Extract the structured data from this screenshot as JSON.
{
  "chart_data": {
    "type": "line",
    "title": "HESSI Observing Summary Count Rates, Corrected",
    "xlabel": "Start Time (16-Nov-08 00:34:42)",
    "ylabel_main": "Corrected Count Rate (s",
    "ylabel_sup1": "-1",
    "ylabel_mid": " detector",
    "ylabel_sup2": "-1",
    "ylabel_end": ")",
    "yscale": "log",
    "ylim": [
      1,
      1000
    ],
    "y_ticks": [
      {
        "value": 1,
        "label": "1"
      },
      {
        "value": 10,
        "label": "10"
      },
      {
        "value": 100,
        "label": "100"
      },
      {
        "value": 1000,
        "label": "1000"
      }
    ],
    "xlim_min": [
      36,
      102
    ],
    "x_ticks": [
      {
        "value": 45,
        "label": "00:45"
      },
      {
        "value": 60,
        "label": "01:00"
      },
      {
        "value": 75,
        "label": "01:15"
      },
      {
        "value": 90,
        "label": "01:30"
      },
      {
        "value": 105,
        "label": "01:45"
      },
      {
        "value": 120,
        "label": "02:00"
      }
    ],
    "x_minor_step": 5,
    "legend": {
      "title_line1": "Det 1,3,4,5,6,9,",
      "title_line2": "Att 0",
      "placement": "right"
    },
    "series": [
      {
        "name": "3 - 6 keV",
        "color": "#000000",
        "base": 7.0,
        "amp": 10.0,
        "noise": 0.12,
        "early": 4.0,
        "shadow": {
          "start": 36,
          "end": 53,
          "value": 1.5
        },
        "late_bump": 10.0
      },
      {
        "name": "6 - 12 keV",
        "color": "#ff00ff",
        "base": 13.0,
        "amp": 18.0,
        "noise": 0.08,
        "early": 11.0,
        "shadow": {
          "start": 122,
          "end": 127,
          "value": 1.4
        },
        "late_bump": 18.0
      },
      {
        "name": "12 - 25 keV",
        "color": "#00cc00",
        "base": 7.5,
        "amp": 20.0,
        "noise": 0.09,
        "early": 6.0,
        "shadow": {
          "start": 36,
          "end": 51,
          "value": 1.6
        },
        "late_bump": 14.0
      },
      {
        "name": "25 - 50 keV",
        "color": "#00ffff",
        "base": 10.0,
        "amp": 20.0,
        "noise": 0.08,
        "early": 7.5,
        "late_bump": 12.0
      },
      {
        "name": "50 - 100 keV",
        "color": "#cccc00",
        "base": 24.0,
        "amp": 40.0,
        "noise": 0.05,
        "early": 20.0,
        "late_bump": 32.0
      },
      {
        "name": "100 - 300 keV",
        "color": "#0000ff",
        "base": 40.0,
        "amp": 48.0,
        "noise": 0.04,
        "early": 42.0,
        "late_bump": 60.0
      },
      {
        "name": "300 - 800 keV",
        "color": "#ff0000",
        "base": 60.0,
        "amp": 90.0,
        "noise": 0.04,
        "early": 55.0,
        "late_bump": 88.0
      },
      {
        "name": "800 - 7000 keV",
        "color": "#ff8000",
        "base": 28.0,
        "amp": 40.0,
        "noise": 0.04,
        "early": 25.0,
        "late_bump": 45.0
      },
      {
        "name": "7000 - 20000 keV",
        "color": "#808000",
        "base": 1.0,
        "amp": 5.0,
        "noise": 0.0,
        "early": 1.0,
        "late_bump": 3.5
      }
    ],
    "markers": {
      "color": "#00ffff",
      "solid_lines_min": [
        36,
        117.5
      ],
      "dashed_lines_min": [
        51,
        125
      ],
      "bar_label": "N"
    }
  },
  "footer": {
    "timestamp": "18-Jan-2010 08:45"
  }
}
____
The task »
From the records above, extract every line exactly as it stands.

Answer »
Extract the structured data from this screenshot as JSON.
{
  "chart_data": {
    "type": "line",
    "title": "HESSI Observing Summary Count Rates, Corrected",
    "xlabel": "Start Time (16-Nov-08 00:34:42)",
    "ylabel_main": "Corrected Count Rate (s",
    "ylabel_sup1": "-1",
    "ylabel_mid": " detector",
    "ylabel_sup2": "-1",
    "ylabel_end": ")",
    "yscale": "log",
    "ylim": [
      1,
      1000
    ],
    "y_ticks": [
      {
        "value": 1,
        "label": "1"
      },
      {
        "value": 10,
        "label": "10"
      },
      {
        "value": 100,
        "label": "100"
      },
      {
        "value": 1000,
        "label": "1000"
      }
    ],
    "xlim_min": [
      36,
      102
    ],
    "x_ticks": [
      {
        "value": 45,
        "label": "00:45"
      },
      {
        "value": 60,
        "label": "01:00"
      },
      {
        "value": 75,
        "label": "01:15"
      },
      {
        "value": 90,
        "label": "01:30"
      },
      {
        "value": 105,
        "label": "01:45"
      },
      {
        "value": 120,
        "label": "02:00"
      }
    ],
    "x_minor_step": 5,
    "legend": {
      "title_line1": "Det 1,3,4,5,6,9,",
      "title_line2": "Att 0",
      "placement": "right"
    },
    "series": [
      {
        "name": "3 - 6 keV",
        "color": "#000000",
        "base": 7.0,
        "amp": 10.0,
        "noise": 0.12,
        "early": 4.0,
        "shadow": {
          "start": 36,
          "end": 53,
          "value": 1.5
        },
        "late_bump": 10.0
      },
      {
        "name": "6 - 12 keV",
        "color": "#ff00ff",
        "base": 13.0,
        "amp": 18.0,
        "noise": 0.08,
        "early": 11.0,
        "shadow": {
          "start": 122,
          "end": 127,
          "value": 1.4
        },
        "late_bump": 18.0
      },
      {
        "name": "12 - 25 keV",
        "color": "#00cc00",
        "base": 7.5,
        "amp": 20.0,
        "noise": 0.09,
        "early": 6.0,
        "shadow": {
          "start": 36,
          "end": 51,
          "value": 1.6
        },
        "late_bump": 14.0
      },
      {
        "name": "25 - 50 keV",
        "color": "#00ffff",
        "base": 10.0,
        "amp": 20.0,
        "noise": 0.08,
        "early": 7.5,
        "late_bump": 12.0
      },
      {
        "name": "50 - 100 keV",
        "color": "#cccc00",
        "base": 24.0,
        "amp": 40.0,
        "noise": 0.05,
        "early": 20.0,
        "late_bump": 32.0
      },
      {
        "name": "100 - 300 keV",
        "color": "#0000ff",
        "base": 40.0,
        "amp": 48.0,
        "noise": 0.04,
        "early": 42.0,
        "late_bump": 60.0
      },
      {
        "name": "300 - 800 keV",
        "color": "#ff0000",
        "base": 60.0,
        "amp": 90.0,
        "noise": 0.04,
        "early": 55.0,
        "late_bump": 88.0
      },
      {
        "name": "800 - 7000 keV",
        "color": "#ff8000",
        "base": 28.0,
        "amp": 40.0,
        "noise": 0.04,
        "early": 25.0,
        "late_bump": 45.0
      },
      {
        "name": "7000 - 20000 keV",
        "color": "#808000",
        "base": 1.0,
        "amp": 5.0,
        "noise": 0.0,
        "early": 1.0,
        "late_bump": 3.5
      }
    ],
    "markers": {
      "color": "#00ffff",
      "solid_lines_min": [
        36,
        117.5
      ],
      "dashed_lines_min": [
        51,
        125
      ],
      "bar_label": "N"
    }
  },
  "footer": {
    "timestamp": "18-Jan-2010 08:45"
  }
}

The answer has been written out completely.